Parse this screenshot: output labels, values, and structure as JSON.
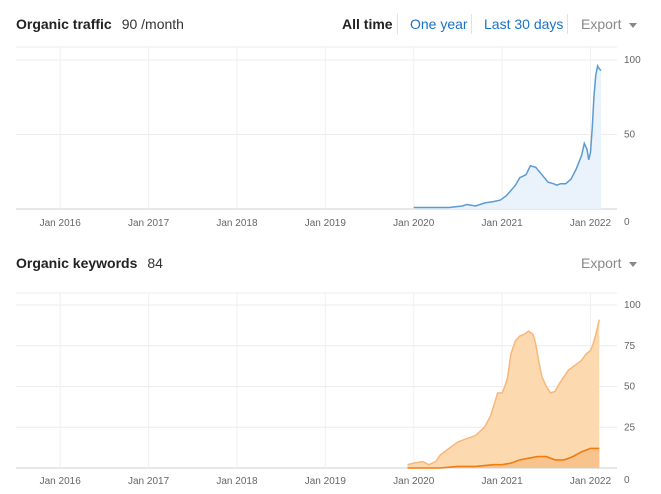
{
  "traffic": {
    "title": "Organic traffic",
    "value": "90 /month",
    "range_options": [
      "All time",
      "One year",
      "Last 30 days"
    ],
    "active_range": "All time",
    "export_label": "Export"
  },
  "keywords": {
    "title": "Organic keywords",
    "value": "84",
    "export_label": "Export"
  },
  "colors": {
    "traffic_line": "#5b9bd5",
    "traffic_fill": "#eaf2fc",
    "keywords_top_fill": "#fdd9b0",
    "keywords_top_line": "#f8b77a",
    "keywords_bottom_fill": "#f9c38d",
    "keywords_bottom_line": "#ef7d0f",
    "link": "#1a73c8"
  },
  "chart_data": [
    {
      "type": "area",
      "x_ticks": [
        "Jan 2016",
        "Jan 2017",
        "Jan 2018",
        "Jan 2019",
        "Jan 2020",
        "Jan 2021",
        "Jan 2022"
      ],
      "y_ticks": [
        "100",
        "50",
        "0"
      ],
      "ylim": [
        0,
        100
      ],
      "xlim": [
        2015.5,
        2022.3
      ],
      "series": [
        {
          "x": [
            2020.0,
            2020.4,
            2020.55,
            2020.6,
            2020.7,
            2020.8,
            2020.9,
            2020.98,
            2021.05,
            2021.15,
            2021.2,
            2021.27,
            2021.32,
            2021.38,
            2021.45,
            2021.52,
            2021.58,
            2021.62,
            2021.66,
            2021.72,
            2021.78,
            2021.84,
            2021.9,
            2021.93,
            2021.96,
            2021.98,
            2022.0,
            2022.02,
            2022.04,
            2022.06,
            2022.08,
            2022.1,
            2022.12
          ],
          "y": [
            1,
            1,
            2,
            3,
            2,
            4,
            5,
            6,
            9,
            16,
            21,
            23,
            29,
            28,
            23,
            18,
            17,
            16,
            17,
            17,
            20,
            27,
            36,
            44,
            40,
            33,
            38,
            55,
            76,
            90,
            96,
            94,
            93
          ]
        }
      ]
    },
    {
      "type": "area",
      "x_ticks": [
        "Jan 2016",
        "Jan 2017",
        "Jan 2018",
        "Jan 2019",
        "Jan 2020",
        "Jan 2021",
        "Jan 2022"
      ],
      "y_ticks": [
        "100",
        "75",
        "50",
        "25",
        "0"
      ],
      "ylim": [
        0,
        100
      ],
      "xlim": [
        2015.5,
        2022.3
      ],
      "series": [
        {
          "x": [
            2019.93,
            2020.0,
            2020.1,
            2020.17,
            2020.25,
            2020.3,
            2020.4,
            2020.5,
            2020.6,
            2020.7,
            2020.8,
            2020.87,
            2020.95,
            2021.0,
            2021.03,
            2021.06,
            2021.1,
            2021.15,
            2021.2,
            2021.25,
            2021.3,
            2021.35,
            2021.38,
            2021.42,
            2021.45,
            2021.5,
            2021.55,
            2021.6,
            2021.65,
            2021.7,
            2021.75,
            2021.8,
            2021.85,
            2021.9,
            2021.95,
            2022.0,
            2022.03,
            2022.06,
            2022.1
          ],
          "y": [
            2,
            3,
            4,
            2,
            4,
            8,
            12,
            16,
            18,
            20,
            25,
            32,
            46,
            46,
            50,
            55,
            70,
            78,
            81,
            82,
            84,
            82,
            76,
            64,
            56,
            50,
            46,
            47,
            52,
            56,
            60,
            62,
            64,
            66,
            70,
            72,
            76,
            82,
            91
          ]
        },
        {
          "x": [
            2019.93,
            2020.3,
            2020.5,
            2020.7,
            2020.9,
            2021.0,
            2021.1,
            2021.2,
            2021.3,
            2021.4,
            2021.5,
            2021.55,
            2021.6,
            2021.7,
            2021.8,
            2021.9,
            2021.95,
            2022.0,
            2022.1
          ],
          "y": [
            0,
            0,
            1,
            1,
            2,
            2,
            3,
            5,
            6,
            7,
            7,
            6,
            5,
            5,
            7,
            10,
            11,
            12,
            12
          ]
        }
      ]
    }
  ]
}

• [Requirements]
Repeat the data exactly in full, omitting its pictures.

• [Exercise answer]
Parse this screenshot: output labels, values, and structure as JSON.
{
  "traffic": {
    "title": "Organic traffic",
    "value": "90 /month",
    "range_options": [
      "All time",
      "One year",
      "Last 30 days"
    ],
    "active_range": "All time",
    "export_label": "Export"
  },
  "keywords": {
    "title": "Organic keywords",
    "value": "84",
    "export_label": "Export"
  },
  "colors": {
    "traffic_line": "#5b9bd5",
    "traffic_fill": "#eaf2fc",
    "keywords_top_fill": "#fdd9b0",
    "keywords_top_line": "#f8b77a",
    "keywords_bottom_fill": "#f9c38d",
    "keywords_bottom_line": "#ef7d0f",
    "link": "#1a73c8"
  },
  "chart_data": [
    {
      "type": "area",
      "x_ticks": [
        "Jan 2016",
        "Jan 2017",
        "Jan 2018",
        "Jan 2019",
        "Jan 2020",
        "Jan 2021",
        "Jan 2022"
      ],
      "y_ticks": [
        "100",
        "50",
        "0"
      ],
      "ylim": [
        0,
        100
      ],
      "xlim": [
        2015.5,
        2022.3
      ],
      "series": [
        {
          "x": [
            2020.0,
            2020.4,
            2020.55,
            2020.6,
            2020.7,
            2020.8,
            2020.9,
            2020.98,
            2021.05,
            2021.15,
            2021.2,
            2021.27,
            2021.32,
            2021.38,
            2021.45,
            2021.52,
            2021.58,
            2021.62,
            2021.66,
            2021.72,
            2021.78,
            2021.84,
            2021.9,
            2021.93,
            2021.96,
            2021.98,
            2022.0,
            2022.02,
            2022.04,
            2022.06,
            2022.08,
            2022.1,
            2022.12
          ],
          "y": [
            1,
            1,
            2,
            3,
            2,
            4,
            5,
            6,
            9,
            16,
            21,
            23,
            29,
            28,
            23,
            18,
            17,
            16,
            17,
            17,
            20,
            27,
            36,
            44,
            40,
            33,
            38,
            55,
            76,
            90,
            96,
            94,
            93
          ]
        }
      ]
    },
    {
      "type": "area",
      "x_ticks": [
        "Jan 2016",
        "Jan 2017",
        "Jan 2018",
        "Jan 2019",
        "Jan 2020",
        "Jan 2021",
        "Jan 2022"
      ],
      "y_ticks": [
        "100",
        "75",
        "50",
        "25",
        "0"
      ],
      "ylim": [
        0,
        100
      ],
      "xlim": [
        2015.5,
        2022.3
      ],
      "series": [
        {
          "x": [
            2019.93,
            2020.0,
            2020.1,
            2020.17,
            2020.25,
            2020.3,
            2020.4,
            2020.5,
            2020.6,
            2020.7,
            2020.8,
            2020.87,
            2020.95,
            2021.0,
            2021.03,
            2021.06,
            2021.1,
            2021.15,
            2021.2,
            2021.25,
            2021.3,
            2021.35,
            2021.38,
            2021.42,
            2021.45,
            2021.5,
            2021.55,
            2021.6,
            2021.65,
            2021.7,
            2021.75,
            2021.8,
            2021.85,
            2021.9,
            2021.95,
            2022.0,
            2022.03,
            2022.06,
            2022.1
          ],
          "y": [
            2,
            3,
            4,
            2,
            4,
            8,
            12,
            16,
            18,
            20,
            25,
            32,
            46,
            46,
            50,
            55,
            70,
            78,
            81,
            82,
            84,
            82,
            76,
            64,
            56,
            50,
            46,
            47,
            52,
            56,
            60,
            62,
            64,
            66,
            70,
            72,
            76,
            82,
            91
          ]
        },
        {
          "x": [
            2019.93,
            2020.3,
            2020.5,
            2020.7,
            2020.9,
            2021.0,
            2021.1,
            2021.2,
            2021.3,
            2021.4,
            2021.5,
            2021.55,
            2021.6,
            2021.7,
            2021.8,
            2021.9,
            2021.95,
            2022.0,
            2022.1
          ],
          "y": [
            0,
            0,
            1,
            1,
            2,
            2,
            3,
            5,
            6,
            7,
            7,
            6,
            5,
            5,
            7,
            10,
            11,
            12,
            12
          ]
        }
      ]
    }
  ]
}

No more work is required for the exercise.